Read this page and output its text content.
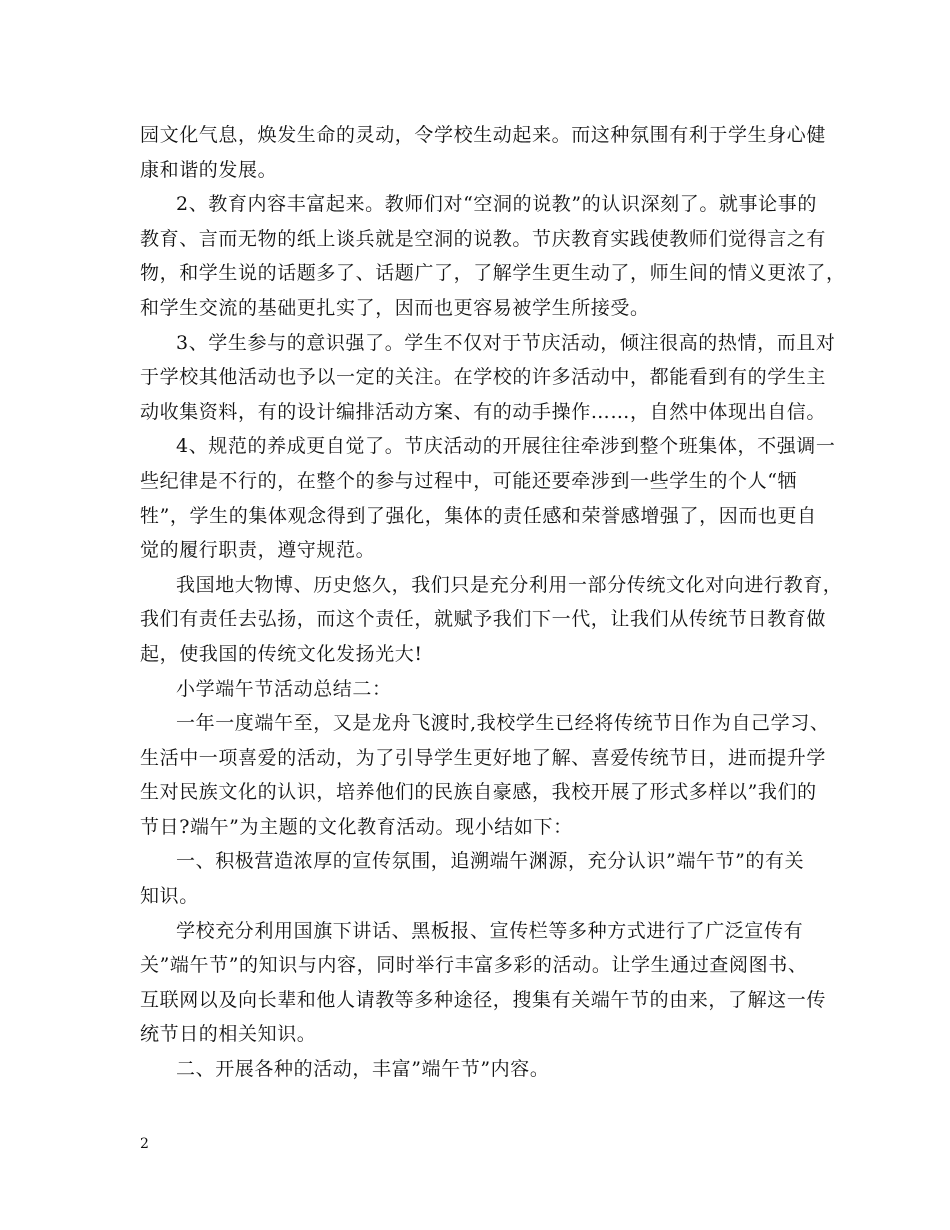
园文化气息，焕发生命的灵动，令学校生动起来。而这种氛围有利于学生身心健
康和谐的发展。
2、教育内容丰富起来。教师们对“空洞的说教”的认识深刻了。就事论事的
教育、言而无物的纸上谈兵就是空洞的说教。节庆教育实践使教师们觉得言之有
物，和学生说的话题多了、话题广了，了解学生更生动了，师生间的情义更浓了，
和学生交流的基础更扎实了，因而也更容易被学生所接受。
3、学生参与的意识强了。学生不仅对于节庆活动，倾注很高的热情，而且对
于学校其他活动也予以一定的关注。在学校的许多活动中，都能看到有的学生主
动收集资料，有的设计编排活动方案、有的动手操作……，自然中体现出自信。
4、规范的养成更自觉了。节庆活动的开展往往牵涉到整个班集体，不强调一
些纪律是不行的，在整个的参与过程中，可能还要牵涉到一些学生的个人“牺
牲”，学生的集体观念得到了强化，集体的责任感和荣誉感增强了，因而也更自
觉的履行职责，遵守规范。
我国地大物博、历史悠久，我们只是充分利用一部分传统文化对向进行教育，
我们有责任去弘扬，而这个责任，就赋予我们下一代，让我们从传统节日教育做
起，使我国的传统文化发扬光大!
小学端午节活动总结二：
一年一度端午至，又是龙舟飞渡时,我校学生已经将传统节日作为自己学习、
生活中一项喜爱的活动，为了引导学生更好地了解、喜爱传统节日，进而提升学
生对民族文化的认识，培养他们的民族自豪感，我校开展了形式多样以”我们的
节日?端午”为主题的文化教育活动。现小结如下：
一、积极营造浓厚的宣传氛围，追溯端午渊源，充分认识”端午节”的有关
知识。
学校充分利用国旗下讲话、黑板报、宣传栏等多种方式进行了广泛宣传有
关”端午节”的知识与内容，同时举行丰富多彩的活动。让学生通过查阅图书、
互联网以及向长辈和他人请教等多种途径，搜集有关端午节的由来，了解这一传
统节日的相关知识。
二、开展各种的活动，丰富”端午节”内容。
2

* Required task
Nothing in the entries should change as you copy them, except that the pictures are left out.

* Exercise solution
Read this page and output its text content.
园文化气息，焕发生命的灵动，令学校生动起来。而这种氛围有利于学生身心健
康和谐的发展。
2、教育内容丰富起来。教师们对“空洞的说教”的认识深刻了。就事论事的
教育、言而无物的纸上谈兵就是空洞的说教。节庆教育实践使教师们觉得言之有
物，和学生说的话题多了、话题广了，了解学生更生动了，师生间的情义更浓了，
和学生交流的基础更扎实了，因而也更容易被学生所接受。
3、学生参与的意识强了。学生不仅对于节庆活动，倾注很高的热情，而且对
于学校其他活动也予以一定的关注。在学校的许多活动中，都能看到有的学生主
动收集资料，有的设计编排活动方案、有的动手操作……，自然中体现出自信。
4、规范的养成更自觉了。节庆活动的开展往往牵涉到整个班集体，不强调一
些纪律是不行的，在整个的参与过程中，可能还要牵涉到一些学生的个人“牺
牲”，学生的集体观念得到了强化，集体的责任感和荣誉感增强了，因而也更自
觉的履行职责，遵守规范。
我国地大物博、历史悠久，我们只是充分利用一部分传统文化对向进行教育，
我们有责任去弘扬，而这个责任，就赋予我们下一代，让我们从传统节日教育做
起，使我国的传统文化发扬光大!
小学端午节活动总结二：
一年一度端午至，又是龙舟飞渡时,我校学生已经将传统节日作为自己学习、
生活中一项喜爱的活动，为了引导学生更好地了解、喜爱传统节日，进而提升学
生对民族文化的认识，培养他们的民族自豪感，我校开展了形式多样以”我们的
节日?端午”为主题的文化教育活动。现小结如下：
一、积极营造浓厚的宣传氛围，追溯端午渊源，充分认识”端午节”的有关
知识。
学校充分利用国旗下讲话、黑板报、宣传栏等多种方式进行了广泛宣传有
关”端午节”的知识与内容，同时举行丰富多彩的活动。让学生通过查阅图书、
互联网以及向长辈和他人请教等多种途径，搜集有关端午节的由来，了解这一传
统节日的相关知识。
二、开展各种的活动，丰富”端午节”内容。
2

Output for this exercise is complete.